-- WHAT IS EXPECTED --
From the listing below, pick out each line with the word "stem".

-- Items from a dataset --
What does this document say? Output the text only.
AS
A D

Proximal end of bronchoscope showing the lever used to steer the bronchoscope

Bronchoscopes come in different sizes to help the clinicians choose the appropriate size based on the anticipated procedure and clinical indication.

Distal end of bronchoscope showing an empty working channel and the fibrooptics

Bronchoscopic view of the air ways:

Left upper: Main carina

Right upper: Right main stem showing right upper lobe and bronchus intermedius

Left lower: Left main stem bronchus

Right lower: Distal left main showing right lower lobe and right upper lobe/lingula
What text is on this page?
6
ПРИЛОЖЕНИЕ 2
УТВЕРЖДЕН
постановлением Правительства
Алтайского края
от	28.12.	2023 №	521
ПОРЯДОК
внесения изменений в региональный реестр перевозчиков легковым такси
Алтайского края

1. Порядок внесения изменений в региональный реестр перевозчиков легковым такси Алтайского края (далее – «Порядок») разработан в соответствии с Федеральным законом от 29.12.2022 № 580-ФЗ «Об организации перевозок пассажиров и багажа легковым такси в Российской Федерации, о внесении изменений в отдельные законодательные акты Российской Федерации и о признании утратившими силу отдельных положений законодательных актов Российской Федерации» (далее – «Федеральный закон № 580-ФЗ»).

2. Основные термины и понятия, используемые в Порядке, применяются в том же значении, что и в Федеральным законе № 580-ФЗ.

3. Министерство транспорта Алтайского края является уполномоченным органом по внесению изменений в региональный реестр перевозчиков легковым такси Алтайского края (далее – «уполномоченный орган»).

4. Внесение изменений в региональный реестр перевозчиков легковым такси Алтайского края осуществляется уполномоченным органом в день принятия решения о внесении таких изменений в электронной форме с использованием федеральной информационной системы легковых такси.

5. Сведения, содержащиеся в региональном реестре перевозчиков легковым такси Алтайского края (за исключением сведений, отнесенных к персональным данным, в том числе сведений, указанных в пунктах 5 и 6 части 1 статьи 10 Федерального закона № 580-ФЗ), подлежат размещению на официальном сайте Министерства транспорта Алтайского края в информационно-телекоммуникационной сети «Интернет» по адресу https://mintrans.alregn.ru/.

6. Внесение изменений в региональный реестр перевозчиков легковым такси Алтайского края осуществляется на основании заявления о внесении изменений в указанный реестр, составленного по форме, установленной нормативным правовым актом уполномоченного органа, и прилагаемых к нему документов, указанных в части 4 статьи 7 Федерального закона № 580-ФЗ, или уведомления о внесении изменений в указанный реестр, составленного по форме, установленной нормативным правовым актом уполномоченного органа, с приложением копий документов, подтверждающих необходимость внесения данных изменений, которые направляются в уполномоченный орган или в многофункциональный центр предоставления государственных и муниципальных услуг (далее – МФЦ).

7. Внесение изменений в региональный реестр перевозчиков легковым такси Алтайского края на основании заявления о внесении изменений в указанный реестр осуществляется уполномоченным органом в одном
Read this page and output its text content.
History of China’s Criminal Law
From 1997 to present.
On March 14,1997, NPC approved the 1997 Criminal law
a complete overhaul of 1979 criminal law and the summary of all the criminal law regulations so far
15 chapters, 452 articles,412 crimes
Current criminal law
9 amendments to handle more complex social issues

-- ANSWER TO THE EXERCISE --
Right upper: Right main stem showing right upper lobe and bronchus intermedius
Left lower: Left main stem bronchus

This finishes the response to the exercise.